> _Recorded data_:
================================
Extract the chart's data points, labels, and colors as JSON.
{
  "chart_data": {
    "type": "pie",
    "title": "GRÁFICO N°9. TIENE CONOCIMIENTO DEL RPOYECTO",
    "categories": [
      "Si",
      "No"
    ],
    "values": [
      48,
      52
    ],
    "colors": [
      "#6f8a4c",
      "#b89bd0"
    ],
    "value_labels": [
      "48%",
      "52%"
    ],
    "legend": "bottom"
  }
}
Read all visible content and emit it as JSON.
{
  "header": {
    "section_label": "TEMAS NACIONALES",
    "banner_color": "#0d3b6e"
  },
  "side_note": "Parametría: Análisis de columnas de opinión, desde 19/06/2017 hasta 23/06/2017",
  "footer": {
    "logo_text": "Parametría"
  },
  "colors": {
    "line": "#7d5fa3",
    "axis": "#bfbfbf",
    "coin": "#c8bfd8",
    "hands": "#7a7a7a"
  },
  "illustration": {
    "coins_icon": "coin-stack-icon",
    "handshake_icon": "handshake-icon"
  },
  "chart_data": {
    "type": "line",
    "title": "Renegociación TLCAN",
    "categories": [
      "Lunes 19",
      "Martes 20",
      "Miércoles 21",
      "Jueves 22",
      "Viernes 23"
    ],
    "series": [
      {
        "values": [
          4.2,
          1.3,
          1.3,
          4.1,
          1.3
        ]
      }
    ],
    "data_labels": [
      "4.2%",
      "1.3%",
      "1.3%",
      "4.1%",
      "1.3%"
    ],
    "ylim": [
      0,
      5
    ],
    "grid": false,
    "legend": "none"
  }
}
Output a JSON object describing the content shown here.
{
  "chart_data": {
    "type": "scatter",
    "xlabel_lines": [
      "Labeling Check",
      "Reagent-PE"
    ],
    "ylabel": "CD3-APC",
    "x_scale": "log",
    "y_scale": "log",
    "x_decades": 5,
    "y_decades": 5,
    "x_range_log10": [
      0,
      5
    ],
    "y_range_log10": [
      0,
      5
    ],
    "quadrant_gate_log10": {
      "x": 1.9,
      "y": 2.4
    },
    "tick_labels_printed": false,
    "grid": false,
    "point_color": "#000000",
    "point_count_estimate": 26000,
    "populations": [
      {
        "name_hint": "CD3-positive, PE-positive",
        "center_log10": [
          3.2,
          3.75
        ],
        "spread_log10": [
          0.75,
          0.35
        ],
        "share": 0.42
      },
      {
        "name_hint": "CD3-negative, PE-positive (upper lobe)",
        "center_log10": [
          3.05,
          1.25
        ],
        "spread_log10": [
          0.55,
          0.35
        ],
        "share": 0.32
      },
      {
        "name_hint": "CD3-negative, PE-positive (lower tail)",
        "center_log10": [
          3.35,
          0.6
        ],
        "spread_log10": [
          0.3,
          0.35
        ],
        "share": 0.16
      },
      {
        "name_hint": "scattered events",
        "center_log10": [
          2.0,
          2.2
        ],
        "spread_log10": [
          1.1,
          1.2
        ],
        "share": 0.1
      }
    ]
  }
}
================================
From the records above, pull out each line that has "Parametría".

  "side_note": "Parametría: Análisis de columnas de opinión, desde 19/06/2017 hasta 23/06/2017",
    "logo_text": "Parametría"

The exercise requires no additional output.